**Written instruction**
Starting at the line that holds "Output the text content of this document.", copy every line exactly through the end of the data, and no others.

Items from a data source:
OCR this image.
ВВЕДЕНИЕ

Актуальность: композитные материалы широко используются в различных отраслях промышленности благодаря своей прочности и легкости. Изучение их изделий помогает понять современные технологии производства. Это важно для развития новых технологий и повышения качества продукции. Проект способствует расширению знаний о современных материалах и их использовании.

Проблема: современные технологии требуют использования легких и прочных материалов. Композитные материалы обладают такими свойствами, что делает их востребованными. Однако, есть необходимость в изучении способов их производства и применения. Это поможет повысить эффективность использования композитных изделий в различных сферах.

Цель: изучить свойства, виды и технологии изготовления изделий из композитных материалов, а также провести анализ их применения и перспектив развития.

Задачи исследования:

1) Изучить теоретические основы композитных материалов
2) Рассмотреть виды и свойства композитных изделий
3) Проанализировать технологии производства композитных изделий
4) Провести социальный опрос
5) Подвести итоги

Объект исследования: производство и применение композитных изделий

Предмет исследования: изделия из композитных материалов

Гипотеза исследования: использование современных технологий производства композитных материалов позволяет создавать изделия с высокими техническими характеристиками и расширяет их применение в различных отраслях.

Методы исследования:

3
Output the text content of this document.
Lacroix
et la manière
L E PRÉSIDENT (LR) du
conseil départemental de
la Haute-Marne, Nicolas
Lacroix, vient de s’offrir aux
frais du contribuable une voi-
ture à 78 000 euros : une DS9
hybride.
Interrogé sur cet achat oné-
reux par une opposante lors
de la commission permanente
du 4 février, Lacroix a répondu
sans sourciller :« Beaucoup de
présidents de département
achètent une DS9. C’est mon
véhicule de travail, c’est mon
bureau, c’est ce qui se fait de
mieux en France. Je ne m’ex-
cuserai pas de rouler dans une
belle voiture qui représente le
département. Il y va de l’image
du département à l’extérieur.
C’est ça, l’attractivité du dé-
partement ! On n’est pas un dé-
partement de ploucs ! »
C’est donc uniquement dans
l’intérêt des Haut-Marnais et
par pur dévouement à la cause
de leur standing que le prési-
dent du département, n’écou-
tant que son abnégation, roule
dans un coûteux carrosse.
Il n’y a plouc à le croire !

**Full output**
Output the text content of this document.
Lacroix
et la manière
L E PRÉSIDENT (LR) du
conseil départemental de
la Haute-Marne, Nicolas
Lacroix, vient de s’offrir aux
frais du contribuable une voi-
ture à 78 000 euros : une DS9
hybride.
Interrogé sur cet achat oné-
reux par une opposante lors
de la commission permanente
du 4 février, Lacroix a répondu
sans sourciller :« Beaucoup de
présidents de département
achètent une DS9. C’est mon
véhicule de travail, c’est mon
bureau, c’est ce qui se fait de
mieux en France. Je ne m’ex-
cuserai pas de rouler dans une
belle voiture qui représente le
département. Il y va de l’image
du département à l’extérieur.
C’est ça, l’attractivité du dé-
partement ! On n’est pas un dé-
partement de ploucs ! »
C’est donc uniquement dans
l’intérêt des Haut-Marnais et
par pur dévouement à la cause
de leur standing que le prési-
dent du département, n’écou-
tant que son abnégation, roule
dans un coûteux carrosse.
Il n’y a plouc à le croire !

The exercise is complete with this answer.